- WRITTEN TASK -
Your task is to repeat the listing exactly.

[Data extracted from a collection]
start

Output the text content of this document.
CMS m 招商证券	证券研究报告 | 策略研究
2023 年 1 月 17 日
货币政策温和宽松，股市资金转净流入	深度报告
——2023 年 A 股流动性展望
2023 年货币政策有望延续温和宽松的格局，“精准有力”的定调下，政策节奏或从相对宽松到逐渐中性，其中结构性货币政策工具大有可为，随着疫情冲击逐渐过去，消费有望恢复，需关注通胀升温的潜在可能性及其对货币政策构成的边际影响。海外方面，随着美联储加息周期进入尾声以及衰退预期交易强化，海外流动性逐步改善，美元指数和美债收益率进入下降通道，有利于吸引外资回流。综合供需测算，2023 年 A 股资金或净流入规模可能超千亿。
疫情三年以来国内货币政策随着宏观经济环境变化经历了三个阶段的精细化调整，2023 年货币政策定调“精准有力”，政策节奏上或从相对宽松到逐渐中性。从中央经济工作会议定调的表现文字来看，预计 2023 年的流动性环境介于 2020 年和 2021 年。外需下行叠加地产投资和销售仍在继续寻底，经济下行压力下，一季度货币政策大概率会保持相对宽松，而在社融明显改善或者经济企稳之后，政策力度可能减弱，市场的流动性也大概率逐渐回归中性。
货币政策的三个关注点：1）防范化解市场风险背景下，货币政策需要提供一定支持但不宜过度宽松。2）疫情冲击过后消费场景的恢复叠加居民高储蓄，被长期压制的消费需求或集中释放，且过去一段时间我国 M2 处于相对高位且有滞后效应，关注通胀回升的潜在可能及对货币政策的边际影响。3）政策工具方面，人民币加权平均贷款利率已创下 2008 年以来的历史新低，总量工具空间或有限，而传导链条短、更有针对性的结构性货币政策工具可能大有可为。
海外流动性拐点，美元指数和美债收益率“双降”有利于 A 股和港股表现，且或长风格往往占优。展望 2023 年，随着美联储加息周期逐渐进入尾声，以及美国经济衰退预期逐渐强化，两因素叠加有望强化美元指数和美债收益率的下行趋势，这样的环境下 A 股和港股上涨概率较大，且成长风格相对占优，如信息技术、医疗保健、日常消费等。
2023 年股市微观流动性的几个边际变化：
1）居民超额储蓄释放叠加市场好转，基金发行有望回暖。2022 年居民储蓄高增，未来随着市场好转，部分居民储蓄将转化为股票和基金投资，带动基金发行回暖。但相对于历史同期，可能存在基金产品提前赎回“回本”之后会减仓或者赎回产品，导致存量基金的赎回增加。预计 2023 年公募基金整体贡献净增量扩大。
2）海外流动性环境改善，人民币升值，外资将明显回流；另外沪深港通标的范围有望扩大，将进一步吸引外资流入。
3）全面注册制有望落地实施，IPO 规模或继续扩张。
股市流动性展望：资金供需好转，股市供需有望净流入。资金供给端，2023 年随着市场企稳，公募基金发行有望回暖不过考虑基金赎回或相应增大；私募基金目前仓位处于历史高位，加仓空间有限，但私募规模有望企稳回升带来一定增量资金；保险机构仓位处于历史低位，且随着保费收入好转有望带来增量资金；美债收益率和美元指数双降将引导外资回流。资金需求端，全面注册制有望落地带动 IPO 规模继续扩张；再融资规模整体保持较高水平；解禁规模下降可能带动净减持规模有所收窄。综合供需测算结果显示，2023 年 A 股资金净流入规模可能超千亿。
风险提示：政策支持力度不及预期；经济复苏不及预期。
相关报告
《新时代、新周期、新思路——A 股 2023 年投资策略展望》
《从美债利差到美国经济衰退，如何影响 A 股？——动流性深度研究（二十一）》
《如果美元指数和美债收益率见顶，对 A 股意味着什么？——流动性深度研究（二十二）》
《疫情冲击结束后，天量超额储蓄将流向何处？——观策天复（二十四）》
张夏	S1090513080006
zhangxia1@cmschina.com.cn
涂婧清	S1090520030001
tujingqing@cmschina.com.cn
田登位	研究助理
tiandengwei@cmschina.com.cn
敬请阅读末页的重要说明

end

- FINISHED ANSWER -
Output the text content of this document.
CMS m 招商证券	证券研究报告 | 策略研究
2023 年 1 月 17 日
货币政策温和宽松，股市资金转净流入	深度报告
——2023 年 A 股流动性展望
2023 年货币政策有望延续温和宽松的格局，“精准有力”的定调下，政策节奏或从相对宽松到逐渐中性，其中结构性货币政策工具大有可为，随着疫情冲击逐渐过去，消费有望恢复，需关注通胀升温的潜在可能性及其对货币政策构成的边际影响。海外方面，随着美联储加息周期进入尾声以及衰退预期交易强化，海外流动性逐步改善，美元指数和美债收益率进入下降通道，有利于吸引外资回流。综合供需测算，2023 年 A 股资金或净流入规模可能超千亿。
疫情三年以来国内货币政策随着宏观经济环境变化经历了三个阶段的精细化调整，2023 年货币政策定调“精准有力”，政策节奏上或从相对宽松到逐渐中性。从中央经济工作会议定调的表现文字来看，预计 2023 年的流动性环境介于 2020 年和 2021 年。外需下行叠加地产投资和销售仍在继续寻底，经济下行压力下，一季度货币政策大概率会保持相对宽松，而在社融明显改善或者经济企稳之后，政策力度可能减弱，市场的流动性也大概率逐渐回归中性。
货币政策的三个关注点：1）防范化解市场风险背景下，货币政策需要提供一定支持但不宜过度宽松。2）疫情冲击过后消费场景的恢复叠加居民高储蓄，被长期压制的消费需求或集中释放，且过去一段时间我国 M2 处于相对高位且有滞后效应，关注通胀回升的潜在可能及对货币政策的边际影响。3）政策工具方面，人民币加权平均贷款利率已创下 2008 年以来的历史新低，总量工具空间或有限，而传导链条短、更有针对性的结构性货币政策工具可能大有可为。
海外流动性拐点，美元指数和美债收益率“双降”有利于 A 股和港股表现，且或长风格往往占优。展望 2023 年，随着美联储加息周期逐渐进入尾声，以及美国经济衰退预期逐渐强化，两因素叠加有望强化美元指数和美债收益率的下行趋势，这样的环境下 A 股和港股上涨概率较大，且成长风格相对占优，如信息技术、医疗保健、日常消费等。
2023 年股市微观流动性的几个边际变化：
1）居民超额储蓄释放叠加市场好转，基金发行有望回暖。2022 年居民储蓄高增，未来随着市场好转，部分居民储蓄将转化为股票和基金投资，带动基金发行回暖。但相对于历史同期，可能存在基金产品提前赎回“回本”之后会减仓或者赎回产品，导致存量基金的赎回增加。预计 2023 年公募基金整体贡献净增量扩大。
2）海外流动性环境改善，人民币升值，外资将明显回流；另外沪深港通标的范围有望扩大，将进一步吸引外资流入。
3）全面注册制有望落地实施，IPO 规模或继续扩张。
股市流动性展望：资金供需好转，股市供需有望净流入。资金供给端，2023 年随着市场企稳，公募基金发行有望回暖不过考虑基金赎回或相应增大；私募基金目前仓位处于历史高位，加仓空间有限，但私募规模有望企稳回升带来一定增量资金；保险机构仓位处于历史低位，且随着保费收入好转有望带来增量资金；美债收益率和美元指数双降将引导外资回流。资金需求端，全面注册制有望落地带动 IPO 规模继续扩张；再融资规模整体保持较高水平；解禁规模下降可能带动净减持规模有所收窄。综合供需测算结果显示，2023 年 A 股资金净流入规模可能超千亿。
风险提示：政策支持力度不及预期；经济复苏不及预期。
相关报告
《新时代、新周期、新思路——A 股 2023 年投资策略展望》
《从美债利差到美国经济衰退，如何影响 A 股？——动流性深度研究（二十一）》
《如果美元指数和美债收益率见顶，对 A 股意味着什么？——流动性深度研究（二十二）》
《疫情冲击结束后，天量超额储蓄将流向何处？——观策天复（二十四）》
张夏	S1090513080006
zhangxia1@cmschina.com.cn
涂婧清	S1090520030001
tujingqing@cmschina.com.cn
田登位	研究助理
tiandengwei@cmschina.com.cn
敬请阅读末页的重要说明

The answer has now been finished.